Problem statement. Output all the material that follows, exactly as given.

[Extracts from a graphics dataset]

☆ ☆ ☆ ☆

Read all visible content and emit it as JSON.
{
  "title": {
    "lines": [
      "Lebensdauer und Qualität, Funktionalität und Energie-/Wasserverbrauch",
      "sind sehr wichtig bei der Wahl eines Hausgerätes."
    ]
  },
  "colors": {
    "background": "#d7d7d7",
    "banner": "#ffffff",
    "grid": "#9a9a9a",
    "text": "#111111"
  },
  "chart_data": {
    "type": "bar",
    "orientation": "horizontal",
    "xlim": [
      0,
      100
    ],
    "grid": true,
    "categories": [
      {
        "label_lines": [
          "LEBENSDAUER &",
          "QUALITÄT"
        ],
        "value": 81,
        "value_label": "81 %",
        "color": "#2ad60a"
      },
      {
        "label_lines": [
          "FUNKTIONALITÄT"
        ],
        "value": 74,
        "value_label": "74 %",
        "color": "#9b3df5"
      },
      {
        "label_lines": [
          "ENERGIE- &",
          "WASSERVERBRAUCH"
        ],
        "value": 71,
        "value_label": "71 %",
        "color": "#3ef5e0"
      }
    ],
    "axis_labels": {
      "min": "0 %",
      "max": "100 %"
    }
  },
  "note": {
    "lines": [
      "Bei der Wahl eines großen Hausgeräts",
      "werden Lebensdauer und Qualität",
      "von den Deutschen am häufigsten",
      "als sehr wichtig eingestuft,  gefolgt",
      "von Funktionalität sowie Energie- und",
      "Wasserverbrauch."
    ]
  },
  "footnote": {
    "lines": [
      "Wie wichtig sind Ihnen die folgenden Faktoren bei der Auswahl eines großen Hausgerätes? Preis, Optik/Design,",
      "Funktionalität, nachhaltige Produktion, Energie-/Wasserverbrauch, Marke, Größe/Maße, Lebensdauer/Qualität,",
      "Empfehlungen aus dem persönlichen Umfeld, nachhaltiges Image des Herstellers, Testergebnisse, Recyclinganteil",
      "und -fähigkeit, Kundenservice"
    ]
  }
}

☆ ☆ ☆ ☆

In response.
Read all visible content and emit it as JSON.
{
  "title": {
    "lines": [
      "Lebensdauer und Qualität, Funktionalität und Energie-/Wasserverbrauch",
      "sind sehr wichtig bei der Wahl eines Hausgerätes."
    ]
  },
  "colors": {
    "background": "#d7d7d7",
    "banner": "#ffffff",
    "grid": "#9a9a9a",
    "text": "#111111"
  },
  "chart_data": {
    "type": "bar",
    "orientation": "horizontal",
    "xlim": [
      0,
      100
    ],
    "grid": true,
    "categories": [
      {
        "label_lines": [
          "LEBENSDAUER &",
          "QUALITÄT"
        ],
        "value": 81,
        "value_label": "81 %",
        "color": "#2ad60a"
      },
      {
        "label_lines": [
          "FUNKTIONALITÄT"
        ],
        "value": 74,
        "value_label": "74 %",
        "color": "#9b3df5"
      },
      {
        "label_lines": [
          "ENERGIE- &",
          "WASSERVERBRAUCH"
        ],
        "value": 71,
        "value_label": "71 %",
        "color": "#3ef5e0"
      }
    ],
    "axis_labels": {
      "min": "0 %",
      "max": "100 %"
    }
  },
  "note": {
    "lines": [
      "Bei der Wahl eines großen Hausgeräts",
      "werden Lebensdauer und Qualität",
      "von den Deutschen am häufigsten",
      "als sehr wichtig eingestuft,  gefolgt",
      "von Funktionalität sowie Energie- und",
      "Wasserverbrauch."
    ]
  },
  "footnote": {
    "lines": [
      "Wie wichtig sind Ihnen die folgenden Faktoren bei der Auswahl eines großen Hausgerätes? Preis, Optik/Design,",
      "Funktionalität, nachhaltige Produktion, Energie-/Wasserverbrauch, Marke, Größe/Maße, Lebensdauer/Qualität,",
      "Empfehlungen aus dem persönlichen Umfeld, nachhaltiges Image des Herstellers, Testergebnisse, Recyclinganteil",
      "und -fähigkeit, Kundenservice"
    ]
  }
}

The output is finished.